• **What needs to be done**:
Please copy every row below, character for character, with no changes.

___

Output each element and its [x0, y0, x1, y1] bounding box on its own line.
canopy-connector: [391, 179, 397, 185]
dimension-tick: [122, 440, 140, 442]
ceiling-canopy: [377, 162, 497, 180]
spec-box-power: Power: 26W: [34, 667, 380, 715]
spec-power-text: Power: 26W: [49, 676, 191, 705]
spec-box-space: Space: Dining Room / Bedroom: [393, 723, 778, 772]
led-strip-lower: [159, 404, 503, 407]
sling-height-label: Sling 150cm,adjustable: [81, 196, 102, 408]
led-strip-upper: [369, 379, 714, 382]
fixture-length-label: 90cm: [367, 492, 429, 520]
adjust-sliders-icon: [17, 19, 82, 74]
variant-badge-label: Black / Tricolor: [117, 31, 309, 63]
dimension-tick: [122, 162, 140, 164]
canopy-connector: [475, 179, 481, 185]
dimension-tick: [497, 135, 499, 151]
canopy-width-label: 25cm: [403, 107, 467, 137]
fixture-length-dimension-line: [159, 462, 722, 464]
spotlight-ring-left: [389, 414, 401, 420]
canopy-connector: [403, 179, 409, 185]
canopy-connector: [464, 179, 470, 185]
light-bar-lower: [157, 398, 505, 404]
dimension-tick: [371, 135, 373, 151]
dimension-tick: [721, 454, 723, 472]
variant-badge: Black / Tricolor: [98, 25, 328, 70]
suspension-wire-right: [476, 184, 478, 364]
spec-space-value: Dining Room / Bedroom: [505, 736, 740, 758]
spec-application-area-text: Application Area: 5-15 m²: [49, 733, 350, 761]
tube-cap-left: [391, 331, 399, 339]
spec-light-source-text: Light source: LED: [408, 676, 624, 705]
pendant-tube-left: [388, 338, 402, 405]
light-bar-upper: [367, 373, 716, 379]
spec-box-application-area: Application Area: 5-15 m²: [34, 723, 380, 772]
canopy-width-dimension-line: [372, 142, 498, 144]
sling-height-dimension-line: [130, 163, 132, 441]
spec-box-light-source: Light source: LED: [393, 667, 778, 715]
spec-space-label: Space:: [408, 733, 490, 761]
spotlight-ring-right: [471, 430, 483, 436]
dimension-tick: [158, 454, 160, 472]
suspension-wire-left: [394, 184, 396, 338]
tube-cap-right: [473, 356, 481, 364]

___

• **The response**:
Output each element and its [x0, y0, x1, y1] bounding box on its own line.
canopy-connector: [391, 179, 397, 185]
dimension-tick: [122, 440, 140, 442]
ceiling-canopy: [377, 162, 497, 180]
spec-box-power: Power: 26W: [34, 667, 380, 715]
spec-power-text: Power: 26W: [49, 676, 191, 705]
spec-box-space: Space: Dining Room / Bedroom: [393, 723, 778, 772]
led-strip-lower: [159, 404, 503, 407]
sling-height-label: Sling 150cm,adjustable: [81, 196, 102, 408]
led-strip-upper: [369, 379, 714, 382]
fixture-length-label: 90cm: [367, 492, 429, 520]
adjust-sliders-icon: [17, 19, 82, 74]
variant-badge-label: Black / Tricolor: [117, 31, 309, 63]
dimension-tick: [122, 162, 140, 164]
canopy-connector: [475, 179, 481, 185]
dimension-tick: [497, 135, 499, 151]
canopy-width-label: 25cm: [403, 107, 467, 137]
fixture-length-dimension-line: [159, 462, 722, 464]
spotlight-ring-left: [389, 414, 401, 420]
canopy-connector: [403, 179, 409, 185]
canopy-connector: [464, 179, 470, 185]
light-bar-lower: [157, 398, 505, 404]
dimension-tick: [371, 135, 373, 151]
dimension-tick: [721, 454, 723, 472]
variant-badge: Black / Tricolor: [98, 25, 328, 70]
suspension-wire-right: [476, 184, 478, 364]
spec-space-value: Dining Room / Bedroom: [505, 736, 740, 758]
spec-application-area-text: Application Area: 5-15 m²: [49, 733, 350, 761]
tube-cap-left: [391, 331, 399, 339]
spec-light-source-text: Light source: LED: [408, 676, 624, 705]
pendant-tube-left: [388, 338, 402, 405]
light-bar-upper: [367, 373, 716, 379]
spec-box-application-area: Application Area: 5-15 m²: [34, 723, 380, 772]
canopy-width-dimension-line: [372, 142, 498, 144]
sling-height-dimension-line: [130, 163, 132, 441]
spec-box-light-source: Light source: LED: [393, 667, 778, 715]
spec-space-label: Space:: [408, 733, 490, 761]
spotlight-ring-right: [471, 430, 483, 436]
dimension-tick: [158, 454, 160, 472]
suspension-wire-left: [394, 184, 396, 338]
tube-cap-right: [473, 356, 481, 364]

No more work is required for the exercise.